(Data records)
##########

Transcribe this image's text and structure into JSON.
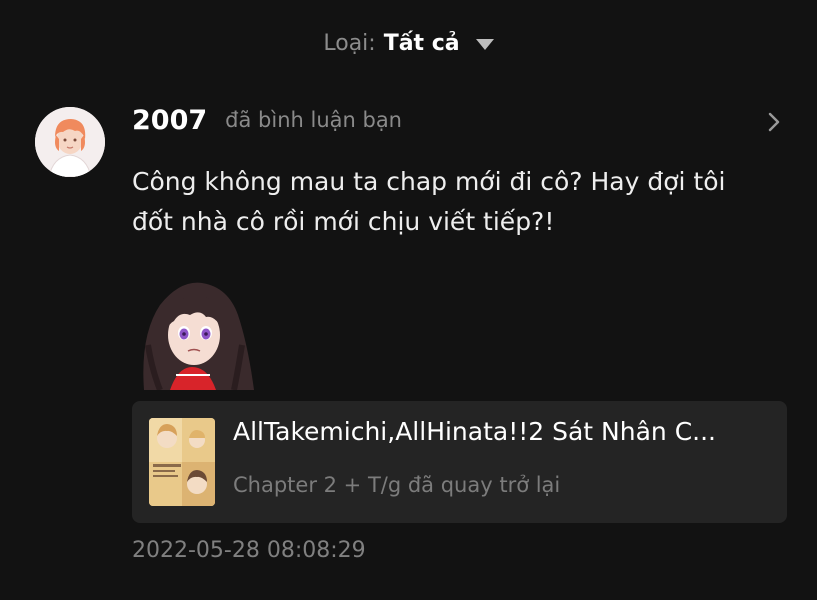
{
  "filter": {
    "label": "Loại:",
    "value": "Tất cả",
    "caret_icon": "caret-down-icon"
  },
  "notification": {
    "avatar_icon": "user-avatar",
    "username": "2007",
    "action": "đã bình luận bạn",
    "chevron_icon": "chevron-right-icon",
    "comment_line1": "Công không mau ta chap mới đi cô? Hay đợi tôi",
    "comment_line2": "đốt nhà cô rồi mới chịu viết tiếp?!",
    "sticker_icon": "anime-girl-sticker",
    "card": {
      "cover_icon": "story-cover-thumbnail",
      "title": "AllTakemichi,AllHinata!!2 Sát Nhân C...",
      "subtitle": "Chapter 2 + T/g đã quay trở lại"
    },
    "timestamp": "2022-05-28 08:08:29"
  },
  "colors": {
    "background": "#121212",
    "card_background": "#242424",
    "primary_text": "#eeeeee",
    "secondary_text": "#808080"
  }
}
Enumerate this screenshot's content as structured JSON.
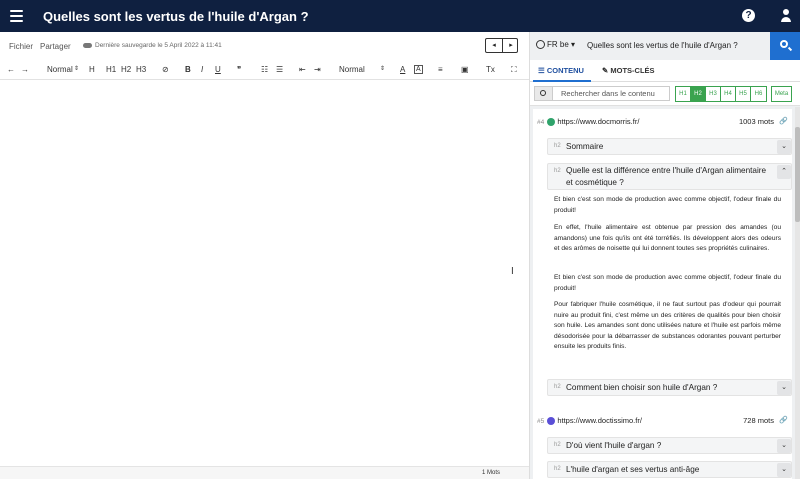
{
  "header": {
    "title": "Quelles sont les vertus de l'huile d'Argan ?",
    "help_label": "?"
  },
  "menu": {
    "fichier": "Fichier",
    "partager": "Partager",
    "save_status": "Dernière sauvegarde le 5 April 2022 à 11:41"
  },
  "nav": {
    "prev": "◂",
    "next": "▸"
  },
  "toolbar": {
    "undo": "←",
    "redo": "→",
    "style": "Normal",
    "h_add": "H",
    "h1": "H1",
    "h2": "H2",
    "h3": "H3",
    "link": "⊘",
    "bold": "B",
    "italic": "I",
    "underline": "U",
    "quote": "❞",
    "ol": "☷",
    "ul": "☰",
    "outdent": "⇤",
    "indent": "⇥",
    "size": "Normal",
    "color": "A",
    "bg": "A",
    "align": "≡",
    "image": "▣",
    "clear": "Tx",
    "fullscreen": "⛶"
  },
  "status": {
    "words": "1 Mots"
  },
  "panel": {
    "lang": "FR be",
    "query": "Quelles sont les vertus de l'huile d'Argan ?",
    "tabs": {
      "content": "CONTENU",
      "keywords": "MOTS-CLÉS"
    },
    "search_placeholder": "Rechercher dans le contenu",
    "hlevels": [
      "H1",
      "H2",
      "H3",
      "H4",
      "H5",
      "H6"
    ],
    "meta": "Meta",
    "results": [
      {
        "num": "#4",
        "url": "https://www.docmorris.fr/",
        "words": "1003 mots",
        "fav_color": "#2fa36b",
        "headings": [
          {
            "tag": "h2",
            "text": "Sommaire",
            "chevron": "⌄"
          },
          {
            "tag": "h2",
            "text": "Quelle est la différence entre l'huile d'Argan alimentaire et cosmétique ?",
            "chevron": "⌃"
          }
        ],
        "paragraphs": [
          "Et bien c'est son mode de production avec comme objectif, l'odeur finale du produit!",
          "En effet, l'huile alimentaire est obtenue par pression des amandes (ou amandons) une fois qu'ils ont été torréfiés. Ils développent alors des odeurs et des arômes de noisette qui lui donnent toutes ses propriétés culinaires.",
          "Et bien c'est son mode de production avec comme objectif, l'odeur finale du produit!",
          "Pour fabriquer l'huile cosmétique, il ne faut surtout pas d'odeur qui pourrait nuire au produit fini, c'est même un des critères de qualités pour bien choisir son huile. Les amandes sont donc utilisées nature et l'huile est parfois même désodorisée pour la débarrasser de substances odorantes pouvant perturber ensuite les produits finis."
        ],
        "last_heading": {
          "tag": "h2",
          "text": "Comment bien choisir son huile d'Argan ?",
          "chevron": "⌄"
        }
      },
      {
        "num": "#5",
        "url": "https://www.doctissimo.fr/",
        "words": "728 mots",
        "fav_color": "#5a4fd6",
        "headings": [
          {
            "tag": "h2",
            "text": "D'où vient l'huile d'argan ?",
            "chevron": "⌄"
          },
          {
            "tag": "h2",
            "text": "L'huile d'argan et ses vertus anti-âge",
            "chevron": "⌄"
          }
        ]
      }
    ]
  }
}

##########

(EXERCISE DESCRIPTION): Excluding the pictures, restate the records above word for word.

(RIGHT ANSWER):
Transcribe this image's text and structure into JSON.
{
  "filter": {
    "label": "Loại:",
    "value": "Tất cả",
    "caret_icon": "caret-down-icon"
  },
  "notification": {
    "avatar_icon": "user-avatar",
    "username": "2007",
    "action": "đã bình luận bạn",
    "chevron_icon": "chevron-right-icon",
    "comment_line1": "Công không mau ta chap mới đi cô? Hay đợi tôi",
    "comment_line2": "đốt nhà cô rồi mới chịu viết tiếp?!",
    "sticker_icon": "anime-girl-sticker",
    "card": {
      "cover_icon": "story-cover-thumbnail",
      "title": "AllTakemichi,AllHinata!!2 Sát Nhân C...",
      "subtitle": "Chapter 2 + T/g đã quay trở lại"
    },
    "timestamp": "2022-05-28 08:08:29"
  },
  "colors": {
    "background": "#121212",
    "card_background": "#242424",
    "primary_text": "#eeeeee",
    "secondary_text": "#808080"
  }
}
Enumerate this screenshot's content as structured JSON.
{
  "header": {
    "title": "Quelles sont les vertus de l'huile d'Argan ?",
    "help_label": "?"
  },
  "menu": {
    "fichier": "Fichier",
    "partager": "Partager",
    "save_status": "Dernière sauvegarde le 5 April 2022 à 11:41"
  },
  "nav": {
    "prev": "◂",
    "next": "▸"
  },
  "toolbar": {
    "undo": "←",
    "redo": "→",
    "style": "Normal",
    "h_add": "H",
    "h1": "H1",
    "h2": "H2",
    "h3": "H3",
    "link": "⊘",
    "bold": "B",
    "italic": "I",
    "underline": "U",
    "quote": "❞",
    "ol": "☷",
    "ul": "☰",
    "outdent": "⇤",
    "indent": "⇥",
    "size": "Normal",
    "color": "A",
    "bg": "A",
    "align": "≡",
    "image": "▣",
    "clear": "Tx",
    "fullscreen": "⛶"
  },
  "status": {
    "words": "1 Mots"
  },
  "panel": {
    "lang": "FR be",
    "query": "Quelles sont les vertus de l'huile d'Argan ?",
    "tabs": {
      "content": "CONTENU",
      "keywords": "MOTS-CLÉS"
    },
    "search_placeholder": "Rechercher dans le contenu",
    "hlevels": [
      "H1",
      "H2",
      "H3",
      "H4",
      "H5",
      "H6"
    ],
    "meta": "Meta",
    "results": [
      {
        "num": "#4",
        "url": "https://www.docmorris.fr/",
        "words": "1003 mots",
        "fav_color": "#2fa36b",
        "headings": [
          {
            "tag": "h2",
            "text": "Sommaire",
            "chevron": "⌄"
          },
          {
            "tag": "h2",
            "text": "Quelle est la différence entre l'huile d'Argan alimentaire et cosmétique ?",
            "chevron": "⌃"
          }
        ],
        "paragraphs": [
          "Et bien c'est son mode de production avec comme objectif, l'odeur finale du produit!",
          "En effet, l'huile alimentaire est obtenue par pression des amandes (ou amandons) une fois qu'ils ont été torréfiés. Ils développent alors des odeurs et des arômes de noisette qui lui donnent toutes ses propriétés culinaires.",
          "Et bien c'est son mode de production avec comme objectif, l'odeur finale du produit!",
          "Pour fabriquer l'huile cosmétique, il ne faut surtout pas d'odeur qui pourrait nuire au produit fini, c'est même un des critères de qualités pour bien choisir son huile. Les amandes sont donc utilisées nature et l'huile est parfois même désodorisée pour la débarrasser de substances odorantes pouvant perturber ensuite les produits finis."
        ],
        "last_heading": {
          "tag": "h2",
          "text": "Comment bien choisir son huile d'Argan ?",
          "chevron": "⌄"
        }
      },
      {
        "num": "#5",
        "url": "https://www.doctissimo.fr/",
        "words": "728 mots",
        "fav_color": "#5a4fd6",
        "headings": [
          {
            "tag": "h2",
            "text": "D'où vient l'huile d'argan ?",
            "chevron": "⌄"
          },
          {
            "tag": "h2",
            "text": "L'huile d'argan et ses vertus anti-âge",
            "chevron": "⌄"
          }
        ]
      }
    ]
  }
}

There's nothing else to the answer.